### Challenge
Copy out every record below with complete accuracy.

start Data to process

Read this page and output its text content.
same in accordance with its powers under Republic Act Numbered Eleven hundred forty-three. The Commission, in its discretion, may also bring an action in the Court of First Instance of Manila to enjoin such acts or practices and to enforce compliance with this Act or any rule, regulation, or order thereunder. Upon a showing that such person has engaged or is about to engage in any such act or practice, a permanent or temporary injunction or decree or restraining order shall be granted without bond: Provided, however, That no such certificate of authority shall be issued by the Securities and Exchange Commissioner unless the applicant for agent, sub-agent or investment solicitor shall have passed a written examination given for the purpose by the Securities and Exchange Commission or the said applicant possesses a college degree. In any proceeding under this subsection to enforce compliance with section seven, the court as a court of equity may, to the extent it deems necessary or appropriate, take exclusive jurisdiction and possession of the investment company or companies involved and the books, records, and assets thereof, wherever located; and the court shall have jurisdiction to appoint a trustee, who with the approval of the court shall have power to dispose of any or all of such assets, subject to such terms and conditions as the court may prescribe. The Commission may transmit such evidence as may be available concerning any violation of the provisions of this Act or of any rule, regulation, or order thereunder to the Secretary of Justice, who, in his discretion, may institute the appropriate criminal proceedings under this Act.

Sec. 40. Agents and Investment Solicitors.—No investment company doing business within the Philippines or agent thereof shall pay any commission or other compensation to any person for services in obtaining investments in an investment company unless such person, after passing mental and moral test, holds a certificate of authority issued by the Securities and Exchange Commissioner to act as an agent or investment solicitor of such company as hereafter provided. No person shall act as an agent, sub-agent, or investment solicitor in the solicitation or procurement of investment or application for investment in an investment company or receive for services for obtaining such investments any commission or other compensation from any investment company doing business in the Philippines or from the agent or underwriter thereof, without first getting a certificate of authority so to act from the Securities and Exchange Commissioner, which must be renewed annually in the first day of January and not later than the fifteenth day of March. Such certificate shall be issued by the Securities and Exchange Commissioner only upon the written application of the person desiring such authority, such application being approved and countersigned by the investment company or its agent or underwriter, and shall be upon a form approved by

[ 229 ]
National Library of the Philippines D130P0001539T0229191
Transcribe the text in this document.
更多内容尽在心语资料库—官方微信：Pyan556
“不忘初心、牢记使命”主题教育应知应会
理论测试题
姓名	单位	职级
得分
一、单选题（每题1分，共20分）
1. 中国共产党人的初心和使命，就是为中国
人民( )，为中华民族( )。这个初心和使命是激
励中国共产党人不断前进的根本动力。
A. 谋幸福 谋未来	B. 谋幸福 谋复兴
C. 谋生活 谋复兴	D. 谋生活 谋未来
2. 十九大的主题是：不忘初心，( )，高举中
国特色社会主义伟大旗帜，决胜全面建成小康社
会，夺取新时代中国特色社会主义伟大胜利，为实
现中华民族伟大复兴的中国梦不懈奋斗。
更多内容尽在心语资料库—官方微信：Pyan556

end Data to process

### In response
Read this page and output its text content.
same in accordance with its powers under Republic Act Numbered Eleven hundred forty-three. The Commission, in its discretion, may also bring an action in the Court of First Instance of Manila to enjoin such acts or practices and to enforce compliance with this Act or any rule, regulation, or order thereunder. Upon a showing that such person has engaged or is about to engage in any such act or practice, a permanent or temporary injunction or decree or restraining order shall be granted without bond: Provided, however, That no such certificate of authority shall be issued by the Securities and Exchange Commissioner unless the applicant for agent, sub-agent or investment solicitor shall have passed a written examination given for the purpose by the Securities and Exchange Commission or the said applicant possesses a college degree. In any proceeding under this subsection to enforce compliance with section seven, the court as a court of equity may, to the extent it deems necessary or appropriate, take exclusive jurisdiction and possession of the investment company or companies involved and the books, records, and assets thereof, wherever located; and the court shall have jurisdiction to appoint a trustee, who with the approval of the court shall have power to dispose of any or all of such assets, subject to such terms and conditions as the court may prescribe. The Commission may transmit such evidence as may be available concerning any violation of the provisions of this Act or of any rule, regulation, or order thereunder to the Secretary of Justice, who, in his discretion, may institute the appropriate criminal proceedings under this Act.

Sec. 40. Agents and Investment Solicitors.—No investment company doing business within the Philippines or agent thereof shall pay any commission or other compensation to any person for services in obtaining investments in an investment company unless such person, after passing mental and moral test, holds a certificate of authority issued by the Securities and Exchange Commissioner to act as an agent or investment solicitor of such company as hereafter provided. No person shall act as an agent, sub-agent, or investment solicitor in the solicitation or procurement of investment or application for investment in an investment company or receive for services for obtaining such investments any commission or other compensation from any investment company doing business in the Philippines or from the agent or underwriter thereof, without first getting a certificate of authority so to act from the Securities and Exchange Commissioner, which must be renewed annually in the first day of January and not later than the fifteenth day of March. Such certificate shall be issued by the Securities and Exchange Commissioner only upon the written application of the person desiring such authority, such application being approved and countersigned by the investment company or its agent or underwriter, and shall be upon a form approved by

[ 229 ]
National Library of the Philippines D130P0001539T0229191
Transcribe the text in this document.
更多内容尽在心语资料库—官方微信：Pyan556
“不忘初心、牢记使命”主题教育应知应会
理论测试题
姓名	单位	职级
得分
一、单选题（每题1分，共20分）
1. 中国共产党人的初心和使命，就是为中国
人民( )，为中华民族( )。这个初心和使命是激
励中国共产党人不断前进的根本动力。
A. 谋幸福 谋未来	B. 谋幸福 谋复兴
C. 谋生活 谋复兴	D. 谋生活 谋未来
2. 十九大的主题是：不忘初心，( )，高举中
国特色社会主义伟大旗帜，决胜全面建成小康社
会，夺取新时代中国特色社会主义伟大胜利，为实
现中华民族伟大复兴的中国梦不懈奋斗。
更多内容尽在心语资料库—官方微信：Pyan556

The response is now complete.